---------- Dataset rows
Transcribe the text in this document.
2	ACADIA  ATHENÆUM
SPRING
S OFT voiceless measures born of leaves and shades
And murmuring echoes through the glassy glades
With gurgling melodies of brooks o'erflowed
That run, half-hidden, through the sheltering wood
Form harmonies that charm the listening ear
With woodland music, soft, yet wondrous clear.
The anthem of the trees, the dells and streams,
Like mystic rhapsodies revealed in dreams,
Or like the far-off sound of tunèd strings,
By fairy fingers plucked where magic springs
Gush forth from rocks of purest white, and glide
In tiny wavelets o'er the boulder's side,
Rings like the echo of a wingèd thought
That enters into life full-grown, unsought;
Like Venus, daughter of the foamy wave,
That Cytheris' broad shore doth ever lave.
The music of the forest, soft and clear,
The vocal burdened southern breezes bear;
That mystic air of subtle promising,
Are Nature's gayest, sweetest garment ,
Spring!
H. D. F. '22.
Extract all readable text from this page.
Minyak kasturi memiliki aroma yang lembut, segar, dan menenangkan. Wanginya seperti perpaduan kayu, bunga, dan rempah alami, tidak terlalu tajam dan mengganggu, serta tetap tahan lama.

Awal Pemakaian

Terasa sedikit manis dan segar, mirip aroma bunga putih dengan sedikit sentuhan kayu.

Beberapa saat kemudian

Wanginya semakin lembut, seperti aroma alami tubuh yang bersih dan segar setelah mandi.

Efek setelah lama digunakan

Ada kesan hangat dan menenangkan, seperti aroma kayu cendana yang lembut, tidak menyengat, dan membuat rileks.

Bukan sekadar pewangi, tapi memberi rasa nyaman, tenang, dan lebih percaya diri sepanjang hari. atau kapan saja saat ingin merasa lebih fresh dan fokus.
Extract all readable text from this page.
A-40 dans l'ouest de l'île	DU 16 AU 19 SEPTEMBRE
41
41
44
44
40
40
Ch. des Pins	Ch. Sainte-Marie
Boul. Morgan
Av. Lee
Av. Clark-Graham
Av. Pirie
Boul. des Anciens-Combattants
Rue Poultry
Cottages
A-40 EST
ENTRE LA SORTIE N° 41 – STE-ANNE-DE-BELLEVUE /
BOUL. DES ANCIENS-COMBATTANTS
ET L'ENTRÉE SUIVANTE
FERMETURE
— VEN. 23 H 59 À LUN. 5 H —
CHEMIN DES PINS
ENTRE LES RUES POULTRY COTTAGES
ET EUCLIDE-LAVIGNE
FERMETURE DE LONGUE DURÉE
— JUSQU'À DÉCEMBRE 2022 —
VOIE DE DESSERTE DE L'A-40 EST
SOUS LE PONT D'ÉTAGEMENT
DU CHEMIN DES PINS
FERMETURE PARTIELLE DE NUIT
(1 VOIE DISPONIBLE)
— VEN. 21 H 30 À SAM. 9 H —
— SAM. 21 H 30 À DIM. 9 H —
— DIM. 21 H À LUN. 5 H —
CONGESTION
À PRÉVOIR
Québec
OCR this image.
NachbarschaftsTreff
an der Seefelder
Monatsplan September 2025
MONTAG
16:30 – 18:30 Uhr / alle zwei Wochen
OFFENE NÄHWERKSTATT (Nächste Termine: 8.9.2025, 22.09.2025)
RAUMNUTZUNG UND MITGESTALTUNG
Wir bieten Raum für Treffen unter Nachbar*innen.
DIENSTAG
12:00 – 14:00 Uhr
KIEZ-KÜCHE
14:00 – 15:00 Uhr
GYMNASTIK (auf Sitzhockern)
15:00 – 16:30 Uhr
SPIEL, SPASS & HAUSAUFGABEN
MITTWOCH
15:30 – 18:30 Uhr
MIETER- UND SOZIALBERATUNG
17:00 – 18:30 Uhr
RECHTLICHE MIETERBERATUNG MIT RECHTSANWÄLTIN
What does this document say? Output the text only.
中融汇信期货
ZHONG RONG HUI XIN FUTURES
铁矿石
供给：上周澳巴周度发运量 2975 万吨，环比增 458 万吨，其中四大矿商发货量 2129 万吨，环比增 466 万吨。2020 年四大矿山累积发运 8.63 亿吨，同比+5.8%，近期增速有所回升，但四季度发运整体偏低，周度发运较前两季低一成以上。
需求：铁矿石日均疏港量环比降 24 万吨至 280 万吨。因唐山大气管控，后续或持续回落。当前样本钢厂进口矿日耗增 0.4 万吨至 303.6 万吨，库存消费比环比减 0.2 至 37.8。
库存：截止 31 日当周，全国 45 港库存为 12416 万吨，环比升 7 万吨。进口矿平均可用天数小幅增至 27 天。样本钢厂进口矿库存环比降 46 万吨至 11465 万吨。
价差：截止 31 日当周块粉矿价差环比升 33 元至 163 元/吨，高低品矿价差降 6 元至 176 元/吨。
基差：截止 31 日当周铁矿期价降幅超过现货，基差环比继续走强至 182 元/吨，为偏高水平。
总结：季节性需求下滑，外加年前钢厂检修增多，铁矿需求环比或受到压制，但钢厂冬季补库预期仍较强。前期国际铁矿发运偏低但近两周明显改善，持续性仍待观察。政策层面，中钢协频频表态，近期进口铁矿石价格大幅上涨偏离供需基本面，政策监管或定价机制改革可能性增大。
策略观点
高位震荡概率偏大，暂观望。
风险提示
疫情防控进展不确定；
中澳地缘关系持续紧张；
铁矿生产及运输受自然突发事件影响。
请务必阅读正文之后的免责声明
--------------------
_What is being asked_
Repeat all of the entries exactly.

_Result below_
Transcribe the text in this document.
2	ACADIA  ATHENÆUM
SPRING
S OFT voiceless measures born of leaves and shades
And murmuring echoes through the glassy glades
With gurgling melodies of brooks o'erflowed
That run, half-hidden, through the sheltering wood
Form harmonies that charm the listening ear
With woodland music, soft, yet wondrous clear.
The anthem of the trees, the dells and streams,
Like mystic rhapsodies revealed in dreams,
Or like the far-off sound of tunèd strings,
By fairy fingers plucked where magic springs
Gush forth from rocks of purest white, and glide
In tiny wavelets o'er the boulder's side,
Rings like the echo of a wingèd thought
That enters into life full-grown, unsought;
Like Venus, daughter of the foamy wave,
That Cytheris' broad shore doth ever lave.
The music of the forest, soft and clear,
The vocal burdened southern breezes bear;
That mystic air of subtle promising,
Are Nature's gayest, sweetest garment ,
Spring!
H. D. F. '22.
Extract all readable text from this page.
Minyak kasturi memiliki aroma yang lembut, segar, dan menenangkan. Wanginya seperti perpaduan kayu, bunga, dan rempah alami, tidak terlalu tajam dan mengganggu, serta tetap tahan lama.

Awal Pemakaian

Terasa sedikit manis dan segar, mirip aroma bunga putih dengan sedikit sentuhan kayu.

Beberapa saat kemudian

Wanginya semakin lembut, seperti aroma alami tubuh yang bersih dan segar setelah mandi.

Efek setelah lama digunakan

Ada kesan hangat dan menenangkan, seperti aroma kayu cendana yang lembut, tidak menyengat, dan membuat rileks.

Bukan sekadar pewangi, tapi memberi rasa nyaman, tenang, dan lebih percaya diri sepanjang hari. atau kapan saja saat ingin merasa lebih fresh dan fokus.
Extract all readable text from this page.
A-40 dans l'ouest de l'île	DU 16 AU 19 SEPTEMBRE
41
41
44
44
40
40
Ch. des Pins	Ch. Sainte-Marie
Boul. Morgan
Av. Lee
Av. Clark-Graham
Av. Pirie
Boul. des Anciens-Combattants
Rue Poultry
Cottages
A-40 EST
ENTRE LA SORTIE N° 41 – STE-ANNE-DE-BELLEVUE /
BOUL. DES ANCIENS-COMBATTANTS
ET L'ENTRÉE SUIVANTE
FERMETURE
— VEN. 23 H 59 À LUN. 5 H —
CHEMIN DES PINS
ENTRE LES RUES POULTRY COTTAGES
ET EUCLIDE-LAVIGNE
FERMETURE DE LONGUE DURÉE
— JUSQU'À DÉCEMBRE 2022 —
VOIE DE DESSERTE DE L'A-40 EST
SOUS LE PONT D'ÉTAGEMENT
DU CHEMIN DES PINS
FERMETURE PARTIELLE DE NUIT
(1 VOIE DISPONIBLE)
— VEN. 21 H 30 À SAM. 9 H —
— SAM. 21 H 30 À DIM. 9 H —
— DIM. 21 H À LUN. 5 H —
CONGESTION
À PRÉVOIR
Québec
OCR this image.
NachbarschaftsTreff
an der Seefelder
Monatsplan September 2025
MONTAG
16:30 – 18:30 Uhr / alle zwei Wochen
OFFENE NÄHWERKSTATT (Nächste Termine: 8.9.2025, 22.09.2025)
RAUMNUTZUNG UND MITGESTALTUNG
Wir bieten Raum für Treffen unter Nachbar*innen.
DIENSTAG
12:00 – 14:00 Uhr
KIEZ-KÜCHE
14:00 – 15:00 Uhr
GYMNASTIK (auf Sitzhockern)
15:00 – 16:30 Uhr
SPIEL, SPASS & HAUSAUFGABEN
MITTWOCH
15:30 – 18:30 Uhr
MIETER- UND SOZIALBERATUNG
17:00 – 18:30 Uhr
RECHTLICHE MIETERBERATUNG MIT RECHTSANWÄLTIN
What does this document say? Output the text only.
中融汇信期货
ZHONG RONG HUI XIN FUTURES
铁矿石
供给：上周澳巴周度发运量 2975 万吨，环比增 458 万吨，其中四大矿商发货量 2129 万吨，环比增 466 万吨。2020 年四大矿山累积发运 8.63 亿吨，同比+5.8%，近期增速有所回升，但四季度发运整体偏低，周度发运较前两季低一成以上。
需求：铁矿石日均疏港量环比降 24 万吨至 280 万吨。因唐山大气管控，后续或持续回落。当前样本钢厂进口矿日耗增 0.4 万吨至 303.6 万吨，库存消费比环比减 0.2 至 37.8。
库存：截止 31 日当周，全国 45 港库存为 12416 万吨，环比升 7 万吨。进口矿平均可用天数小幅增至 27 天。样本钢厂进口矿库存环比降 46 万吨至 11465 万吨。
价差：截止 31 日当周块粉矿价差环比升 33 元至 163 元/吨，高低品矿价差降 6 元至 176 元/吨。
基差：截止 31 日当周铁矿期价降幅超过现货，基差环比继续走强至 182 元/吨，为偏高水平。
总结：季节性需求下滑，外加年前钢厂检修增多，铁矿需求环比或受到压制，但钢厂冬季补库预期仍较强。前期国际铁矿发运偏低但近两周明显改善，持续性仍待观察。政策层面，中钢协频频表态，近期进口铁矿石价格大幅上涨偏离供需基本面，政策监管或定价机制改革可能性增大。
策略观点
高位震荡概率偏大，暂观望。
风险提示
疫情防控进展不确定；
中澳地缘关系持续紧张；
铁矿生产及运输受自然突发事件影响。
请务必阅读正文之后的免责声明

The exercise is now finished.